__DIRECTIONS__: Can you restate the records below word for word?

__EXTRACTED RECORDS__:
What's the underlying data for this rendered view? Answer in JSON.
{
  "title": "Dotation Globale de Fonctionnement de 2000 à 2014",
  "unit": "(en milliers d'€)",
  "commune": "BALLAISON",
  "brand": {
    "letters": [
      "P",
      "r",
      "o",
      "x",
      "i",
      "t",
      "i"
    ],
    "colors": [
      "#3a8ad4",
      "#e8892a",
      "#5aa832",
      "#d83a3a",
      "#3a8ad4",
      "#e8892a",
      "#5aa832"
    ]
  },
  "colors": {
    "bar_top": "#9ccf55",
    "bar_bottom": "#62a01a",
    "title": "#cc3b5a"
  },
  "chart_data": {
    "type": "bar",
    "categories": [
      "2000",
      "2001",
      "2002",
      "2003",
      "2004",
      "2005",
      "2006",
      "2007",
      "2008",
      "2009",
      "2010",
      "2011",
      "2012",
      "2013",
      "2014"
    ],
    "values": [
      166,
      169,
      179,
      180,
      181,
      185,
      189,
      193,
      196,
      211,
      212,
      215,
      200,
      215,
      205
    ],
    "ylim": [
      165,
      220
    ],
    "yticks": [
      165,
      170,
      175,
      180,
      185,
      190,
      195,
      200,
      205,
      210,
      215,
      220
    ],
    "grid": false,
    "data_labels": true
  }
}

__EXERCISE RESULT__:
What's the underlying data for this rendered view? Answer in JSON.
{
  "title": "Dotation Globale de Fonctionnement de 2000 à 2014",
  "unit": "(en milliers d'€)",
  "commune": "BALLAISON",
  "brand": {
    "letters": [
      "P",
      "r",
      "o",
      "x",
      "i",
      "t",
      "i"
    ],
    "colors": [
      "#3a8ad4",
      "#e8892a",
      "#5aa832",
      "#d83a3a",
      "#3a8ad4",
      "#e8892a",
      "#5aa832"
    ]
  },
  "colors": {
    "bar_top": "#9ccf55",
    "bar_bottom": "#62a01a",
    "title": "#cc3b5a"
  },
  "chart_data": {
    "type": "bar",
    "categories": [
      "2000",
      "2001",
      "2002",
      "2003",
      "2004",
      "2005",
      "2006",
      "2007",
      "2008",
      "2009",
      "2010",
      "2011",
      "2012",
      "2013",
      "2014"
    ],
    "values": [
      166,
      169,
      179,
      180,
      181,
      185,
      189,
      193,
      196,
      211,
      212,
      215,
      200,
      215,
      205
    ],
    "ylim": [
      165,
      220
    ],
    "yticks": [
      165,
      170,
      175,
      180,
      185,
      190,
      195,
      200,
      205,
      210,
      215,
      220
    ],
    "grid": false,
    "data_labels": true
  }
}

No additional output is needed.